Dataset items:
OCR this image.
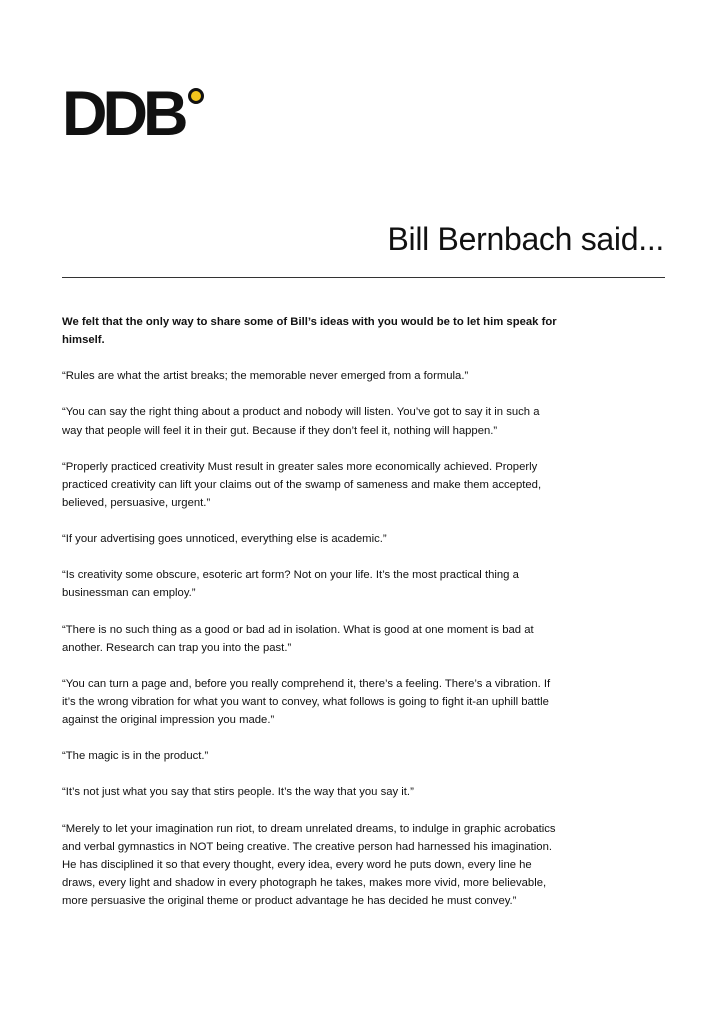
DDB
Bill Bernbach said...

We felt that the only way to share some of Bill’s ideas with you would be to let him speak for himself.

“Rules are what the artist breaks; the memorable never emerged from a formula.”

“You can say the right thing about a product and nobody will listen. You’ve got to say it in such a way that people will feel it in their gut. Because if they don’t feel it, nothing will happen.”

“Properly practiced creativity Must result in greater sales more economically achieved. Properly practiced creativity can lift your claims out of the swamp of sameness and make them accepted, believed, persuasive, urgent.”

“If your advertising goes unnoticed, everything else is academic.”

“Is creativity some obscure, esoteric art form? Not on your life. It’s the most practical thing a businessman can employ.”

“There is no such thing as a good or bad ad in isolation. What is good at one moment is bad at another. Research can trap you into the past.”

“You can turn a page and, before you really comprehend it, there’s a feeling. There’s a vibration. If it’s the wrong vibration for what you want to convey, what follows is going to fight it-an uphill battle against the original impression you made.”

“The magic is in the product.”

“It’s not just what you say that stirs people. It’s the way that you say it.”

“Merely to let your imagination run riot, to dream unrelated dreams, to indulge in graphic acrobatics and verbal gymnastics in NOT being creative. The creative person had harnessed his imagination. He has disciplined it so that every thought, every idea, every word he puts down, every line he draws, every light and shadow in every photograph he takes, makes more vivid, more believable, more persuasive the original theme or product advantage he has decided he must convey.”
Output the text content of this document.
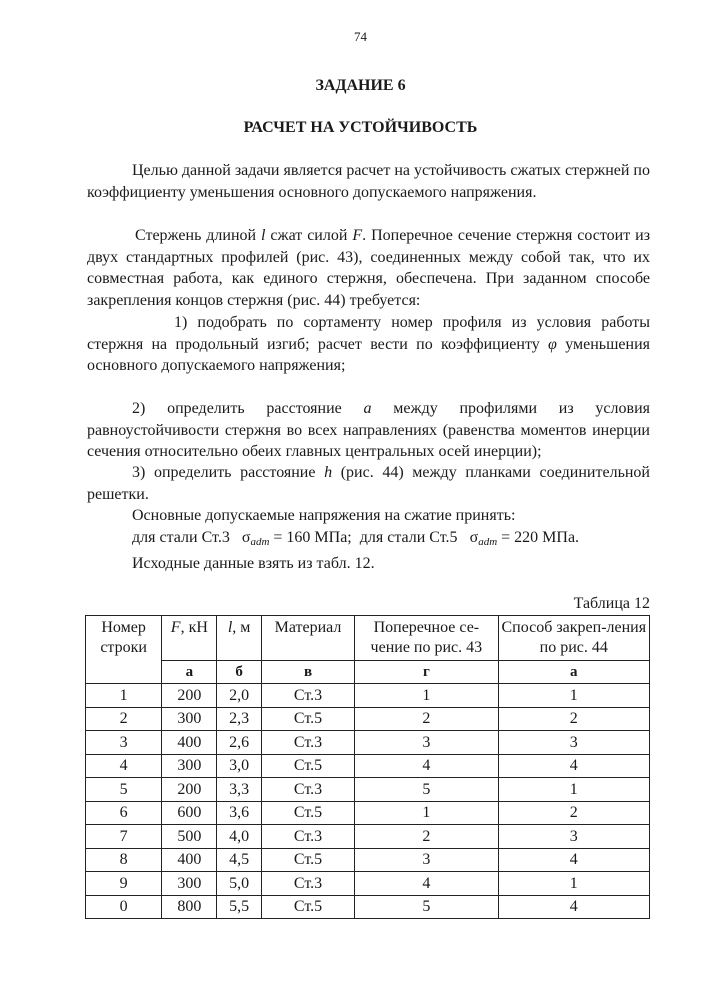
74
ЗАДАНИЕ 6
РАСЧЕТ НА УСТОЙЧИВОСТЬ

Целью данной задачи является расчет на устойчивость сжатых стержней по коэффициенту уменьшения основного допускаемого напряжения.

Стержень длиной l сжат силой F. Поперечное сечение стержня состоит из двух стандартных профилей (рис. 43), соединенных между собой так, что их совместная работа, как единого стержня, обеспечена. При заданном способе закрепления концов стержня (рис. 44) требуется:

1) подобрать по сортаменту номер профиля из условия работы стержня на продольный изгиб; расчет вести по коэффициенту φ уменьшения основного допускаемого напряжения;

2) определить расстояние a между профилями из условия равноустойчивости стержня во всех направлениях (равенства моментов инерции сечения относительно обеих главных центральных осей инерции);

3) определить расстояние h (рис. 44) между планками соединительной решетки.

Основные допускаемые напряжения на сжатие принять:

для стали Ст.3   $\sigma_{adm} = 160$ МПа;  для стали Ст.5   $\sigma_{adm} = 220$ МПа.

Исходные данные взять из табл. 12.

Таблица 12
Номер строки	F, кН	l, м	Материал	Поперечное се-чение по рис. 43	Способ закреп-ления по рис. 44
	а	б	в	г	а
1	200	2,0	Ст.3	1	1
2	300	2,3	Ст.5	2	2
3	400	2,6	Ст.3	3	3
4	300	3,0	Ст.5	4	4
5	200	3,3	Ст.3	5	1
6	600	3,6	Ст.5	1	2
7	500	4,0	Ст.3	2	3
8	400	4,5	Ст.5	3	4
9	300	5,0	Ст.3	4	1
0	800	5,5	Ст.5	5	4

→ What this task involves: Give the material again exactly as it is, but keep the pictures out.

→ Output:
OCR this image.
DDB
Bill Bernbach said...

We felt that the only way to share some of Bill’s ideas with you would be to let him speak for himself.

“Rules are what the artist breaks; the memorable never emerged from a formula.”

“You can say the right thing about a product and nobody will listen. You’ve got to say it in such a way that people will feel it in their gut. Because if they don’t feel it, nothing will happen.”

“Properly practiced creativity Must result in greater sales more economically achieved. Properly practiced creativity can lift your claims out of the swamp of sameness and make them accepted, believed, persuasive, urgent.”

“If your advertising goes unnoticed, everything else is academic.”

“Is creativity some obscure, esoteric art form? Not on your life. It’s the most practical thing a businessman can employ.”

“There is no such thing as a good or bad ad in isolation. What is good at one moment is bad at another. Research can trap you into the past.”

“You can turn a page and, before you really comprehend it, there’s a feeling. There’s a vibration. If it’s the wrong vibration for what you want to convey, what follows is going to fight it-an uphill battle against the original impression you made.”

“The magic is in the product.”

“It’s not just what you say that stirs people. It’s the way that you say it.”

“Merely to let your imagination run riot, to dream unrelated dreams, to indulge in graphic acrobatics and verbal gymnastics in NOT being creative. The creative person had harnessed his imagination. He has disciplined it so that every thought, every idea, every word he puts down, every line he draws, every light and shadow in every photograph he takes, makes more vivid, more believable, more persuasive the original theme or product advantage he has decided he must convey.”
Output the text content of this document.
74
ЗАДАНИЕ 6
РАСЧЕТ НА УСТОЙЧИВОСТЬ

Целью данной задачи является расчет на устойчивость сжатых стержней по коэффициенту уменьшения основного допускаемого напряжения.

Стержень длиной l сжат силой F. Поперечное сечение стержня состоит из двух стандартных профилей (рис. 43), соединенных между собой так, что их совместная работа, как единого стержня, обеспечена. При заданном способе закрепления концов стержня (рис. 44) требуется:

1) подобрать по сортаменту номер профиля из условия работы стержня на продольный изгиб; расчет вести по коэффициенту φ уменьшения основного допускаемого напряжения;

2) определить расстояние a между профилями из условия равноустойчивости стержня во всех направлениях (равенства моментов инерции сечения относительно обеих главных центральных осей инерции);

3) определить расстояние h (рис. 44) между планками соединительной решетки.

Основные допускаемые напряжения на сжатие принять:

для стали Ст.3   $\sigma_{adm} = 160$ МПа;  для стали Ст.5   $\sigma_{adm} = 220$ МПа.

Исходные данные взять из табл. 12.

Таблица 12
Номер строки	F, кН	l, м	Материал	Поперечное се-чение по рис. 43	Способ закреп-ления по рис. 44
	а	б	в	г	а
1	200	2,0	Ст.3	1	1
2	300	2,3	Ст.5	2	2
3	400	2,6	Ст.3	3	3
4	300	3,0	Ст.5	4	4
5	200	3,3	Ст.3	5	1
6	600	3,6	Ст.5	1	2
7	500	4,0	Ст.3	2	3
8	400	4,5	Ст.5	3	4
9	300	5,0	Ст.3	4	1
0	800	5,5	Ст.5	5	4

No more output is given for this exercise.